**What is needed:** From the records below, extract all the text exactly and leave the images behind.

**Records to use:**
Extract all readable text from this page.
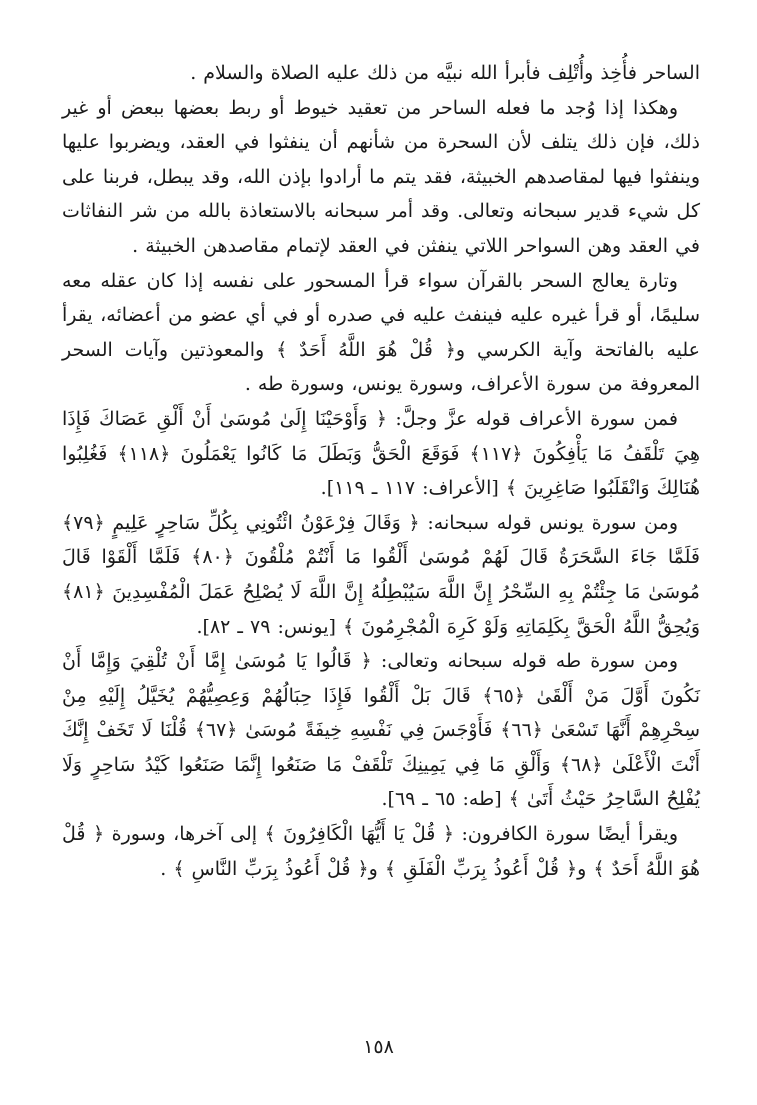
الساحر فأُخِذ وأُتْلِف فأبرأ الله نبيَّه من ذلك عليه الصلاة والسلام .

وهكذا إذا وُجد ما فعله الساحر من تعقيد خيوط أو ربط بعضها ببعض أو غير ذلك، فإن ذلك يتلف لأن السحرة من شأنهم أن ينفثوا في العقد، ويضربوا عليها وينفثوا فيها لمقاصدهم الخبيثة، فقد يتم ما أرادوا بإذن الله، وقد يبطل، فربنا على كل شيء قدير سبحانه وتعالى. وقد أمر سبحانه بالاستعاذة بالله من شر النفاثات في العقد وهن السواحر اللاتي ينفثن في العقد لإتمام مقاصدهن الخبيثة .

وتارة يعالج السحر بالقرآن سواء قرأ المسحور على نفسه إذا كان عقله معه سليمًا، أو قرأ غيره عليه فينفث عليه في صدره أو في أي عضو من أعضائه، يقرأ عليه بالفاتحة وآية الكرسي و﴿ قُلْ هُوَ اللَّهُ أَحَدٌ ﴾ والمعوذتين وآيات السحر المعروفة من سورة الأعراف، وسورة يونس، وسورة طه .

فمن سورة الأعراف قوله عزَّ وجلَّ: ﴿ وَأَوْحَيْنَا إِلَىٰ مُوسَىٰ أَنْ أَلْقِ عَصَاكَ فَإِذَا هِيَ تَلْقَفُ مَا يَأْفِكُونَ ﴿١١٧﴾ فَوَقَعَ الْحَقُّ وَبَطَلَ مَا كَانُوا يَعْمَلُونَ ﴿١١٨﴾ فَغُلِبُوا هُنَالِكَ وَانْقَلَبُوا صَاغِرِينَ ﴾ [الأعراف: ١١٧ ـ ١١٩].

ومن سورة يونس قوله سبحانه: ﴿ وَقَالَ فِرْعَوْنُ ائْتُونِي بِكُلِّ سَاحِرٍ عَلِيمٍ ﴿٧٩﴾ فَلَمَّا جَاءَ السَّحَرَةُ قَالَ لَهُمْ مُوسَىٰ أَلْقُوا مَا أَنْتُمْ مُلْقُونَ ﴿٨٠﴾ فَلَمَّا أَلْقَوْا قَالَ مُوسَىٰ مَا جِئْتُمْ بِهِ السِّحْرُ إِنَّ اللَّهَ سَيُبْطِلُهُ إِنَّ اللَّهَ لَا يُصْلِحُ عَمَلَ الْمُفْسِدِينَ ﴿٨١﴾ وَيُحِقُّ اللَّهُ الْحَقَّ بِكَلِمَاتِهِ وَلَوْ كَرِهَ الْمُجْرِمُونَ ﴾ [يونس: ٧٩ ـ ٨٢].

ومن سورة طه قوله سبحانه وتعالى: ﴿ قَالُوا يَا مُوسَىٰ إِمَّا أَنْ تُلْقِيَ وَإِمَّا أَنْ نَكُونَ أَوَّلَ مَنْ أَلْقَىٰ ﴿٦٥﴾ قَالَ بَلْ أَلْقُوا فَإِذَا حِبَالُهُمْ وَعِصِيُّهُمْ يُخَيَّلُ إِلَيْهِ مِنْ سِحْرِهِمْ أَنَّهَا تَسْعَىٰ ﴿٦٦﴾ فَأَوْجَسَ فِي نَفْسِهِ خِيفَةً مُوسَىٰ ﴿٦٧﴾ قُلْنَا لَا تَخَفْ إِنَّكَ أَنْتَ الْأَعْلَىٰ ﴿٦٨﴾ وَأَلْقِ مَا فِي يَمِينِكَ تَلْقَفْ مَا صَنَعُوا إِنَّمَا صَنَعُوا كَيْدُ سَاحِرٍ وَلَا يُفْلِحُ السَّاحِرُ حَيْثُ أَتَىٰ ﴾ [طه: ٦٥ ـ ٦٩].

ويقرأ أيضًا سورة الكافرون: ﴿ قُلْ يَا أَيُّهَا الْكَافِرُونَ ﴾ إلى آخرها، وسورة ﴿ قُلْ هُوَ اللَّهُ أَحَدٌ ﴾ و﴿ قُلْ أَعُوذُ بِرَبِّ الْفَلَقِ ﴾ و﴿ قُلْ أَعُوذُ بِرَبِّ النَّاسِ ﴾ .

١٥٨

**Result:**
Extract all readable text from this page.
الساحر فأُخِذ وأُتْلِف فأبرأ الله نبيَّه من ذلك عليه الصلاة والسلام .

وهكذا إذا وُجد ما فعله الساحر من تعقيد خيوط أو ربط بعضها ببعض أو غير ذلك، فإن ذلك يتلف لأن السحرة من شأنهم أن ينفثوا في العقد، ويضربوا عليها وينفثوا فيها لمقاصدهم الخبيثة، فقد يتم ما أرادوا بإذن الله، وقد يبطل، فربنا على كل شيء قدير سبحانه وتعالى. وقد أمر سبحانه بالاستعاذة بالله من شر النفاثات في العقد وهن السواحر اللاتي ينفثن في العقد لإتمام مقاصدهن الخبيثة .

وتارة يعالج السحر بالقرآن سواء قرأ المسحور على نفسه إذا كان عقله معه سليمًا، أو قرأ غيره عليه فينفث عليه في صدره أو في أي عضو من أعضائه، يقرأ عليه بالفاتحة وآية الكرسي و﴿ قُلْ هُوَ اللَّهُ أَحَدٌ ﴾ والمعوذتين وآيات السحر المعروفة من سورة الأعراف، وسورة يونس، وسورة طه .

فمن سورة الأعراف قوله عزَّ وجلَّ: ﴿ وَأَوْحَيْنَا إِلَىٰ مُوسَىٰ أَنْ أَلْقِ عَصَاكَ فَإِذَا هِيَ تَلْقَفُ مَا يَأْفِكُونَ ﴿١١٧﴾ فَوَقَعَ الْحَقُّ وَبَطَلَ مَا كَانُوا يَعْمَلُونَ ﴿١١٨﴾ فَغُلِبُوا هُنَالِكَ وَانْقَلَبُوا صَاغِرِينَ ﴾ [الأعراف: ١١٧ ـ ١١٩].

ومن سورة يونس قوله سبحانه: ﴿ وَقَالَ فِرْعَوْنُ ائْتُونِي بِكُلِّ سَاحِرٍ عَلِيمٍ ﴿٧٩﴾ فَلَمَّا جَاءَ السَّحَرَةُ قَالَ لَهُمْ مُوسَىٰ أَلْقُوا مَا أَنْتُمْ مُلْقُونَ ﴿٨٠﴾ فَلَمَّا أَلْقَوْا قَالَ مُوسَىٰ مَا جِئْتُمْ بِهِ السِّحْرُ إِنَّ اللَّهَ سَيُبْطِلُهُ إِنَّ اللَّهَ لَا يُصْلِحُ عَمَلَ الْمُفْسِدِينَ ﴿٨١﴾ وَيُحِقُّ اللَّهُ الْحَقَّ بِكَلِمَاتِهِ وَلَوْ كَرِهَ الْمُجْرِمُونَ ﴾ [يونس: ٧٩ ـ ٨٢].

ومن سورة طه قوله سبحانه وتعالى: ﴿ قَالُوا يَا مُوسَىٰ إِمَّا أَنْ تُلْقِيَ وَإِمَّا أَنْ نَكُونَ أَوَّلَ مَنْ أَلْقَىٰ ﴿٦٥﴾ قَالَ بَلْ أَلْقُوا فَإِذَا حِبَالُهُمْ وَعِصِيُّهُمْ يُخَيَّلُ إِلَيْهِ مِنْ سِحْرِهِمْ أَنَّهَا تَسْعَىٰ ﴿٦٦﴾ فَأَوْجَسَ فِي نَفْسِهِ خِيفَةً مُوسَىٰ ﴿٦٧﴾ قُلْنَا لَا تَخَفْ إِنَّكَ أَنْتَ الْأَعْلَىٰ ﴿٦٨﴾ وَأَلْقِ مَا فِي يَمِينِكَ تَلْقَفْ مَا صَنَعُوا إِنَّمَا صَنَعُوا كَيْدُ سَاحِرٍ وَلَا يُفْلِحُ السَّاحِرُ حَيْثُ أَتَىٰ ﴾ [طه: ٦٥ ـ ٦٩].

ويقرأ أيضًا سورة الكافرون: ﴿ قُلْ يَا أَيُّهَا الْكَافِرُونَ ﴾ إلى آخرها، وسورة ﴿ قُلْ هُوَ اللَّهُ أَحَدٌ ﴾ و﴿ قُلْ أَعُوذُ بِرَبِّ الْفَلَقِ ﴾ و﴿ قُلْ أَعُوذُ بِرَبِّ النَّاسِ ﴾ .

١٥٨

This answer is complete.